RECORD EXCERPTS

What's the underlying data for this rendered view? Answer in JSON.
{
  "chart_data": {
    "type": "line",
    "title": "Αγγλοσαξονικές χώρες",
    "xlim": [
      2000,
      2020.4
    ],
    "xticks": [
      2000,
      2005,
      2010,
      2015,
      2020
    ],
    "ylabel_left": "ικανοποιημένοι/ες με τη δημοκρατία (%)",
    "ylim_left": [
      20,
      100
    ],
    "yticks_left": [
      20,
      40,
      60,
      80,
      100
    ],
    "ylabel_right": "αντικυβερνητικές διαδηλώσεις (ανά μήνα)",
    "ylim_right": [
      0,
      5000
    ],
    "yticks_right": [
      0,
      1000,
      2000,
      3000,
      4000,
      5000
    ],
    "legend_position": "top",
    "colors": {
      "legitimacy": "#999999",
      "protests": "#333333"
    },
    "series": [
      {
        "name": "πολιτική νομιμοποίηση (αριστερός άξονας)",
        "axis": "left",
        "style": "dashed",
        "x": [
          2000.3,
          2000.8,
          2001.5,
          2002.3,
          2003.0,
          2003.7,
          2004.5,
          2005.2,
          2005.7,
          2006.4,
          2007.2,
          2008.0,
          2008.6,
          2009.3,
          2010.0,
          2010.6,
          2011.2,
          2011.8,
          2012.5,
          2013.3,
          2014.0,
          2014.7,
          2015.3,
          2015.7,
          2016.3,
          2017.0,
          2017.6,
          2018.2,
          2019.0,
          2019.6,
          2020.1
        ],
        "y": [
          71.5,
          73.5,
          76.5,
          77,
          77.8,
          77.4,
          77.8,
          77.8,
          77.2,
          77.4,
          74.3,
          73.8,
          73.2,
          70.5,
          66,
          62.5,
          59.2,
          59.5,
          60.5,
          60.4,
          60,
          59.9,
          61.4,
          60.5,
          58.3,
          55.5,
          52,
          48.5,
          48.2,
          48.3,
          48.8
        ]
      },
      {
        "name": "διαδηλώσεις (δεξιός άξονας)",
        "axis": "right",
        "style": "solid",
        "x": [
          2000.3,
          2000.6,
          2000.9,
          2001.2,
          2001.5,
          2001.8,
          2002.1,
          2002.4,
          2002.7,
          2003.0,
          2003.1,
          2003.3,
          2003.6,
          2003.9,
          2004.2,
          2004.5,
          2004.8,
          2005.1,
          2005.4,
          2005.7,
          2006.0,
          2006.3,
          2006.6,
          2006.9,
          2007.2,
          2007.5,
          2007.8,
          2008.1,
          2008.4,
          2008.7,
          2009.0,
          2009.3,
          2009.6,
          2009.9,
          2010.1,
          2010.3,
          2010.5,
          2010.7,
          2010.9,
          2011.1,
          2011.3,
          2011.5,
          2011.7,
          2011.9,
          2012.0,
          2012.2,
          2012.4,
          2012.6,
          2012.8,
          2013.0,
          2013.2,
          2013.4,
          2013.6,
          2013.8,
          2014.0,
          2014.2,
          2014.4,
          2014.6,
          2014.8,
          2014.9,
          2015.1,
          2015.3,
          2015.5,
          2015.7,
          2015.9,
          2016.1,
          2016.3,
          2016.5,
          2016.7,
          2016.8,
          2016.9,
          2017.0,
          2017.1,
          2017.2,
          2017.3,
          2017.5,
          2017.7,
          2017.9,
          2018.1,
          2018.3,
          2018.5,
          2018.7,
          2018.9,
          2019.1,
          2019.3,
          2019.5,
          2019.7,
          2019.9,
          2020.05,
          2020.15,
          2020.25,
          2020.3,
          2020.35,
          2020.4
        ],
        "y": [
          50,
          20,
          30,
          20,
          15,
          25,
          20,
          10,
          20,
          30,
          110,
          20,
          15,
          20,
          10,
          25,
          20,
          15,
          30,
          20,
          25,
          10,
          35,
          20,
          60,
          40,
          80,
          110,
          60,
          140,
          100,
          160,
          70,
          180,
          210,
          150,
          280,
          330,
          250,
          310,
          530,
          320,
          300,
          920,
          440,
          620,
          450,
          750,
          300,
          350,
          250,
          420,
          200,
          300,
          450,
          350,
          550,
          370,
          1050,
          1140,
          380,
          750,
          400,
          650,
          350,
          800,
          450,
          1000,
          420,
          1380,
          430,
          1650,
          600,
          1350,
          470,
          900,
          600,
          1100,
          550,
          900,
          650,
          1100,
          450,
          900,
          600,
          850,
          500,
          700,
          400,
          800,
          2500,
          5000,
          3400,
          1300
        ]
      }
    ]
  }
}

PROBLEM REQUIREMENTS
Collect the lines of the records that include the string "άξονας".

CORRECT RESPONSE
        "name": "πολιτική νομιμοποίηση (αριστερός άξονας)",
        "name": "διαδηλώσεις (δεξιός άξονας)",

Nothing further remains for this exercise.